The last premier of the Soviet Union has died.
A complicated figure who succeeded in ending the Cold War but failed to save his own country from collapse, Mikhail Gorbachev, who died on Tuesday at the age of 91, will likely be remembered more fondly abroad than at home. That’s especially the case as Russia increasingly turns away from the brand of democracy he sought to promote during the Communist empire’s twilight years.
Atlantic Council experts with hands-on experience working with—or even living in—Gorbachev’s Soviet Union weigh in on what his legacy means for the world.
Click on a link to jump to an entry:
Daniel Fried: Gorbachev could have taken Putin’s road. But he wanted better.
Alexander Vershbow: Gorbachev was smart enough to learn from his mistakes
Thom Shanker: Without Gorbachev, Reagan wouldn’t have won the Cold War
Paula Dobriansky: Gorbachev supported a peaceful end to the Soviet empire
John Herbst: Gorbachev was no saint, but showed just enough restraint
Gorbachev could have taken Putin’s road. But he wanted better.
There was plenty of bad in Mikhail Gorbachev’s life’s work. He served the USSR, the evil empire built on lies and mass death. His own decisions included attempts to repress the national and democratic independence movements in the Baltics.
And yet.
Gorbachev, who has died after a long illness at the age of 91, could have drowned the forces of national independence—in Poland and elsewhere in Central Europe in 1989 and in the Baltics in 1991—in blood, or tried to. He could have summoned the dark power of Russian fascism, as we see Vladimir Putin doing against Ukraine.
But he did not. He wanted something other than Stalinist violence and mass repression, something better than the gulag. He tried to make his country, the Soviet Union, a better place—more honest, more open, more decent, and thus more successful by standards other than those of reactionary tsars and Communist commissars.

** Exercise instructions **
- 1) Translate this sentence from the Gorbachev piece into Spanish: "He served the USSR, the evil empire built on lies and mass death."
- 2) Name every expert the Gorbachev piece lists in its clickable list of entries.
- 3) Reproduce the stretch of the Gorbachev piece from "Gorbachev, who has" through "doing against Ukraine.".

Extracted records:

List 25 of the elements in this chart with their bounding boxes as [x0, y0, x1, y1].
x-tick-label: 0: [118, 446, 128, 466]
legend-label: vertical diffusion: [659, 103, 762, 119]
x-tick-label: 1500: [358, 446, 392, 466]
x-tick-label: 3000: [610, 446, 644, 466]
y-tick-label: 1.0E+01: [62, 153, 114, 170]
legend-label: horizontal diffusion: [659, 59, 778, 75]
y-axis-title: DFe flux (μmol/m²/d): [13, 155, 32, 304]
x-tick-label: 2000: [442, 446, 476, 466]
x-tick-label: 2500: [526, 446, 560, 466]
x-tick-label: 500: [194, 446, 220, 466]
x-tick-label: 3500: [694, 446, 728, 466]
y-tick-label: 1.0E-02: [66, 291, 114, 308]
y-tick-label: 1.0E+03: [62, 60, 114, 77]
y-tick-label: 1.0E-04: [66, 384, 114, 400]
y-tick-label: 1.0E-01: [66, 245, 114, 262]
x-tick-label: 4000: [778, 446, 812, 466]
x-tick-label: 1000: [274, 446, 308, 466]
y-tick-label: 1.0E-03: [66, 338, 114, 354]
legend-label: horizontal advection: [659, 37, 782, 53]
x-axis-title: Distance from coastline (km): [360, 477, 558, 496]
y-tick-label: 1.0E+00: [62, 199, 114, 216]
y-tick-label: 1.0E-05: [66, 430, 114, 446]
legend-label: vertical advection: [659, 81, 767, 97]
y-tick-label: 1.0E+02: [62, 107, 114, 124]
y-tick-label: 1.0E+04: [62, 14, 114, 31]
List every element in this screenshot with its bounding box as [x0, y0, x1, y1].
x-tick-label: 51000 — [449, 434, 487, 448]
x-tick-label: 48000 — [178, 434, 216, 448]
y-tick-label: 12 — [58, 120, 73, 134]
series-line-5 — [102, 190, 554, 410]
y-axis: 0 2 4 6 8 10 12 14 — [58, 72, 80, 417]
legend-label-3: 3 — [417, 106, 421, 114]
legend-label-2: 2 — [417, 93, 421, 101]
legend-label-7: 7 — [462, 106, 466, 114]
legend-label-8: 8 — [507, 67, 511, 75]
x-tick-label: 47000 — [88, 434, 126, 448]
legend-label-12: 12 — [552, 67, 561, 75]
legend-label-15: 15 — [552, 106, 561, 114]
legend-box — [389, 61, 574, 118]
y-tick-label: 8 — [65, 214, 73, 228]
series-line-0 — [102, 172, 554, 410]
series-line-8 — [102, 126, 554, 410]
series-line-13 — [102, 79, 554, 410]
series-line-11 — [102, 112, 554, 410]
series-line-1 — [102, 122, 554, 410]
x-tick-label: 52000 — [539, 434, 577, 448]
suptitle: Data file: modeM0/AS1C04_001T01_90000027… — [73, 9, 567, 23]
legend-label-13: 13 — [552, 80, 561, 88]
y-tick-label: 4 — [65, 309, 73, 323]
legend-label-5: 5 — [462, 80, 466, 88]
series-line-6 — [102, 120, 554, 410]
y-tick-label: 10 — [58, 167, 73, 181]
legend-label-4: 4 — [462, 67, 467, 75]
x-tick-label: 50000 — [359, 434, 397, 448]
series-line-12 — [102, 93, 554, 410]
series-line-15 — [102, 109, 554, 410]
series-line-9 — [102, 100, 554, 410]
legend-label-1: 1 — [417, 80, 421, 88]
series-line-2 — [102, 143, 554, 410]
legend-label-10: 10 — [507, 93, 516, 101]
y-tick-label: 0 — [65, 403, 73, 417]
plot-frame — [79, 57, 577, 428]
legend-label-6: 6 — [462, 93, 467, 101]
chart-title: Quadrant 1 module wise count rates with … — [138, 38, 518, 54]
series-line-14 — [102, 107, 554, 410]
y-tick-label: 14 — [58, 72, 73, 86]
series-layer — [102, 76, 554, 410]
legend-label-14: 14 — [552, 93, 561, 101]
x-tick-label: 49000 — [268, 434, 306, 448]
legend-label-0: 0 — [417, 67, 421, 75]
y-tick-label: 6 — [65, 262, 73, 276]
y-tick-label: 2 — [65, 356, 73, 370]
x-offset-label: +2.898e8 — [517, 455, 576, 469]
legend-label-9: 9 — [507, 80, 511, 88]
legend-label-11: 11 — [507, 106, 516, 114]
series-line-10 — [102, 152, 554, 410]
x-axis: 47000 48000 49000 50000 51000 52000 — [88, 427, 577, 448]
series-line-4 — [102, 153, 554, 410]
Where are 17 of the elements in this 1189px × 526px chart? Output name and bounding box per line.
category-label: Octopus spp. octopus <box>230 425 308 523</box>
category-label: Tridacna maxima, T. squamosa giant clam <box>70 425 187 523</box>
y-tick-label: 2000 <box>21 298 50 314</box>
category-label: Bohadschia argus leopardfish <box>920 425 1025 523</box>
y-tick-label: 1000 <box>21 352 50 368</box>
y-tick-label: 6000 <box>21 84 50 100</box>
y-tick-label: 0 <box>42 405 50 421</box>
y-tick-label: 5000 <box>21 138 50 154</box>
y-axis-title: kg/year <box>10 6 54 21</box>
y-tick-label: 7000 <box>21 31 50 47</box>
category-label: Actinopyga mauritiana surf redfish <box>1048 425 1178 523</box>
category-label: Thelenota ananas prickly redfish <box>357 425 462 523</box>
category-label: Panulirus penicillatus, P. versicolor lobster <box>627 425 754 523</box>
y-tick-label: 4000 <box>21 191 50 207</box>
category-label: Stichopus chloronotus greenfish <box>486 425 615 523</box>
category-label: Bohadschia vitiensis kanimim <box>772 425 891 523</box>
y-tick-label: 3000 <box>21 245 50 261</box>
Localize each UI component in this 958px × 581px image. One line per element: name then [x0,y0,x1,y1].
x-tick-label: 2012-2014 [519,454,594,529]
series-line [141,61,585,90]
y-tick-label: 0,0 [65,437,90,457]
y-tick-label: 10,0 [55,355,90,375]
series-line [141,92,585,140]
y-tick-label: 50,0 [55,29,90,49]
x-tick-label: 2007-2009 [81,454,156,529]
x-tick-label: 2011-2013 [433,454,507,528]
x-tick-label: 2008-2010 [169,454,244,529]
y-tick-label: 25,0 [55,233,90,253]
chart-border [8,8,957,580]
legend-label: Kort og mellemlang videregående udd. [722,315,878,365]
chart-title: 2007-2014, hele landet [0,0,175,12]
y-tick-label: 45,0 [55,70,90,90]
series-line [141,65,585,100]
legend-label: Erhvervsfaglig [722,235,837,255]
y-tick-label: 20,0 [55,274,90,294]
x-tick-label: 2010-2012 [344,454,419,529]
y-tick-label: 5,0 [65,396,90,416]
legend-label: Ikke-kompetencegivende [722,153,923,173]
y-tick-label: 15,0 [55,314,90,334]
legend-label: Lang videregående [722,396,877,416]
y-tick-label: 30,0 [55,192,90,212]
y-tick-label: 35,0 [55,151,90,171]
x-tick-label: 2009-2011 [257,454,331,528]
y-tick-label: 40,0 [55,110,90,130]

** Answer list **
- 1) Sirvió a la URSS, el imperio del mal construido sobre mentiras y muerte masiva.

- 2) Daniel Fried, Alexander Vershbow, Thom Shanker, Paula Dobriansky, John Herbst

- 3)
Gorbachev, who has died after a long illness at the age of 91, could have drowned the forces of national independence—in Poland and elsewhere in Central Europe in 1989 and in the Baltics in 1991—in blood, or tried to. He could have summoned the dark power of Russian fascism, as we see Vladimir Putin doing against Ukraine.